Records provided »
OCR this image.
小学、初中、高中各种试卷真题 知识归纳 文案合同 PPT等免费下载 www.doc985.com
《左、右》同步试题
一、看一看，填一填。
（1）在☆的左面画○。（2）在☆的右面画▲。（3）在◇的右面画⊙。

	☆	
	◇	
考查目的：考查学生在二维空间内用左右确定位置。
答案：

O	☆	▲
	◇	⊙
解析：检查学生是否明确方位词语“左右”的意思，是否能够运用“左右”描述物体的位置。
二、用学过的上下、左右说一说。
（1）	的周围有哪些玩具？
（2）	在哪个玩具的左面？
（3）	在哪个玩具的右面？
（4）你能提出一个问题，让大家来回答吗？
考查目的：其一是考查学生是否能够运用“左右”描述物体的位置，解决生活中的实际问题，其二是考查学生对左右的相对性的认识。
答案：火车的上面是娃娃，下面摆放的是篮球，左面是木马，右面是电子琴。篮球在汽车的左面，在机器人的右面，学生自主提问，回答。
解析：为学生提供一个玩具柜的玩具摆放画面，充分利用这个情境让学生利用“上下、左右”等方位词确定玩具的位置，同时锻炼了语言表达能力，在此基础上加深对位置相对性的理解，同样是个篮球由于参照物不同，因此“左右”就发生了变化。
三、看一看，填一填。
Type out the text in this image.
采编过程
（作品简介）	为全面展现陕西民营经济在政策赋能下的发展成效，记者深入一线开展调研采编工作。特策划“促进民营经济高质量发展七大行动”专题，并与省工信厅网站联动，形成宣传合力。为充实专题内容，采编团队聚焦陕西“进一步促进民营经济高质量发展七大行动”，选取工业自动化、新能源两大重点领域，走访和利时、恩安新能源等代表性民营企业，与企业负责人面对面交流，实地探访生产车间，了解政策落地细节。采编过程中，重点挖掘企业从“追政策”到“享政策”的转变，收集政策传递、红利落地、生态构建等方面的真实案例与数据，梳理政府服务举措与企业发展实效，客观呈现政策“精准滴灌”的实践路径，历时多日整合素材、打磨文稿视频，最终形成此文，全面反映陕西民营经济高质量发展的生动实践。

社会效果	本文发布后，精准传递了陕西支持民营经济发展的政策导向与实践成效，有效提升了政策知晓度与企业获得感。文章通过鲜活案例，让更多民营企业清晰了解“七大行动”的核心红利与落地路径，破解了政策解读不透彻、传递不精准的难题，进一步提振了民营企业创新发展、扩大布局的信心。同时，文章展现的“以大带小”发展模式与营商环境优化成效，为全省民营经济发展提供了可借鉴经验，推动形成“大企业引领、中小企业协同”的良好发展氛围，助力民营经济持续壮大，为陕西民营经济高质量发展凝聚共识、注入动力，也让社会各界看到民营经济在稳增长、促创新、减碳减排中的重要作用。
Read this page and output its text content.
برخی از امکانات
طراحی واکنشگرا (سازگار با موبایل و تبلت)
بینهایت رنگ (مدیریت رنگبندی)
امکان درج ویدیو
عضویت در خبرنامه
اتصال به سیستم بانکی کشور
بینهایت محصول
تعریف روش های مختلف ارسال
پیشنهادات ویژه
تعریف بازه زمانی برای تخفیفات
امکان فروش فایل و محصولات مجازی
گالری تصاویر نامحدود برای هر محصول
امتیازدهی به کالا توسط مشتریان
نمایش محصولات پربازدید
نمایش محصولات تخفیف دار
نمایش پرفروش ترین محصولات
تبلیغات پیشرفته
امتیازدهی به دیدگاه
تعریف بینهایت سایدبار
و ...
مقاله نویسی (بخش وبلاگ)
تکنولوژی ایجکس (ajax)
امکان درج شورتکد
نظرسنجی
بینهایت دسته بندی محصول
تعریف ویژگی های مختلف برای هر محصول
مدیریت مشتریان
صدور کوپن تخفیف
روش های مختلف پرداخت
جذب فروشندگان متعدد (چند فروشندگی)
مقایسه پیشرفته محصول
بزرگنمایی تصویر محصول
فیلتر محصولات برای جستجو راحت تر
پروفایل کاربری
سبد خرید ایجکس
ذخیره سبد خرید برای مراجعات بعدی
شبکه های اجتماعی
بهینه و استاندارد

Task »
Working from the material above, state how many lines contain "پیشرفته"; give only the number.

Task result »
2